*Task details:*
For each line below that contains the word "regleras", make a copy.

§ §

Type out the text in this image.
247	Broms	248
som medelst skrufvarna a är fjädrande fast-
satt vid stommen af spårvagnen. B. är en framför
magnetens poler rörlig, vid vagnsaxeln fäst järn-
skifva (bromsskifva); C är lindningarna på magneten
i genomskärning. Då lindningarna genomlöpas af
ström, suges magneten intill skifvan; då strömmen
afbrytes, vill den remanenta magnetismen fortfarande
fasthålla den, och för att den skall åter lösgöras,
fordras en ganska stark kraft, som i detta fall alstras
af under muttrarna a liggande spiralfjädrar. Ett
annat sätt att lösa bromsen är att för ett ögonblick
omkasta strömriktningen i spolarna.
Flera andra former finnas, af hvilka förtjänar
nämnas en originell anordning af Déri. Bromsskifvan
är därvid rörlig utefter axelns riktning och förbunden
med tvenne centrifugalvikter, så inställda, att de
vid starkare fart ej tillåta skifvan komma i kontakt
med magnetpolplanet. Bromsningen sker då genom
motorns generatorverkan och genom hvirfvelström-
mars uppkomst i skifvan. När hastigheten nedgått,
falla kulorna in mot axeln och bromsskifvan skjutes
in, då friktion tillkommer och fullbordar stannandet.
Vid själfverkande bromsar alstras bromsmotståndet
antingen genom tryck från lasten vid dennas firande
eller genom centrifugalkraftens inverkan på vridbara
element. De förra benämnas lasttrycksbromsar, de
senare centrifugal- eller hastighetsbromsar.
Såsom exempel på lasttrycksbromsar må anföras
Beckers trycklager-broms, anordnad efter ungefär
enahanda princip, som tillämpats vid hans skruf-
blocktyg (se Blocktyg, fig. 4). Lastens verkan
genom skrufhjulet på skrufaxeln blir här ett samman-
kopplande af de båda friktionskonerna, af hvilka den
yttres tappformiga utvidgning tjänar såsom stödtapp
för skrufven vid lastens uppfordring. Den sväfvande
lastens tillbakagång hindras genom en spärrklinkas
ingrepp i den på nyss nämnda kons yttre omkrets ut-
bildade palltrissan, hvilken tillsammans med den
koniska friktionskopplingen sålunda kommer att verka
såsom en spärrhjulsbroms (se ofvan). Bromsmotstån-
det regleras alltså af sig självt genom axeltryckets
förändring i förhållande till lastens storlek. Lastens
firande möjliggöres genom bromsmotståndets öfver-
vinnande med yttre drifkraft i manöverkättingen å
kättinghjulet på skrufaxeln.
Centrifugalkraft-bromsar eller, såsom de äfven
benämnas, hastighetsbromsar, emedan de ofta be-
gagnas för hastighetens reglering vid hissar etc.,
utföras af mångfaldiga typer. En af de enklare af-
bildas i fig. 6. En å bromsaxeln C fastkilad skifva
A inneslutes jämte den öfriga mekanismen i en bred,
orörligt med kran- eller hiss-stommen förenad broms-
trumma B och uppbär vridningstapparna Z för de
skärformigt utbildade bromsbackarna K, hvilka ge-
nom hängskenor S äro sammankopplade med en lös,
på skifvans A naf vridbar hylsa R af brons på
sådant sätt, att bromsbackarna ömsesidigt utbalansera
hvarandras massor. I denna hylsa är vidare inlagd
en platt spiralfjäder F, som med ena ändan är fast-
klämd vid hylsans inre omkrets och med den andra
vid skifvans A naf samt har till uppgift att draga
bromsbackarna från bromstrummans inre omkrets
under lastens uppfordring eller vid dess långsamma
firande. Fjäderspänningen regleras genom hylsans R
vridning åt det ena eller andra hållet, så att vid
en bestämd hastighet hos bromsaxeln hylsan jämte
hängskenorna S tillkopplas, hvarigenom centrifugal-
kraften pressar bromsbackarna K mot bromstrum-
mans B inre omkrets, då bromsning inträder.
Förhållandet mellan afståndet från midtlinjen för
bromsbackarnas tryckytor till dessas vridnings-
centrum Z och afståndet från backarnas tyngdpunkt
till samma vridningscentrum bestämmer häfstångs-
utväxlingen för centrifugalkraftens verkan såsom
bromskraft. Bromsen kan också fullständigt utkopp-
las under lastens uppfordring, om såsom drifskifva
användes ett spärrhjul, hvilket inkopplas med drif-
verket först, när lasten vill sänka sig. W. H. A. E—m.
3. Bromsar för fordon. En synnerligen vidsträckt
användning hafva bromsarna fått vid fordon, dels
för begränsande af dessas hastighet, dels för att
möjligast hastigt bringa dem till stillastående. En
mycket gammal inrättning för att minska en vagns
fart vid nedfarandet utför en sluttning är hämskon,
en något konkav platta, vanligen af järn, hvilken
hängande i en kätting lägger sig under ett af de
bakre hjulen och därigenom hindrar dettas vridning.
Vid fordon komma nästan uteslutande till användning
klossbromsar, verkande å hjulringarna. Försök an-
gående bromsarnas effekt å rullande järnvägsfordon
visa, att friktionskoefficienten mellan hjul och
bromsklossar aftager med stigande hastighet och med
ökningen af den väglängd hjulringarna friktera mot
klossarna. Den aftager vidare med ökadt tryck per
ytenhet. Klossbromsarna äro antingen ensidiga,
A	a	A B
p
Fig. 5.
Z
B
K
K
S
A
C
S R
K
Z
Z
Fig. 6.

§ §

*Finished exercise:*
det regleras alltså af sig självt genom axeltryckets
firande. Fjäderspänningen regleras genom hylsans R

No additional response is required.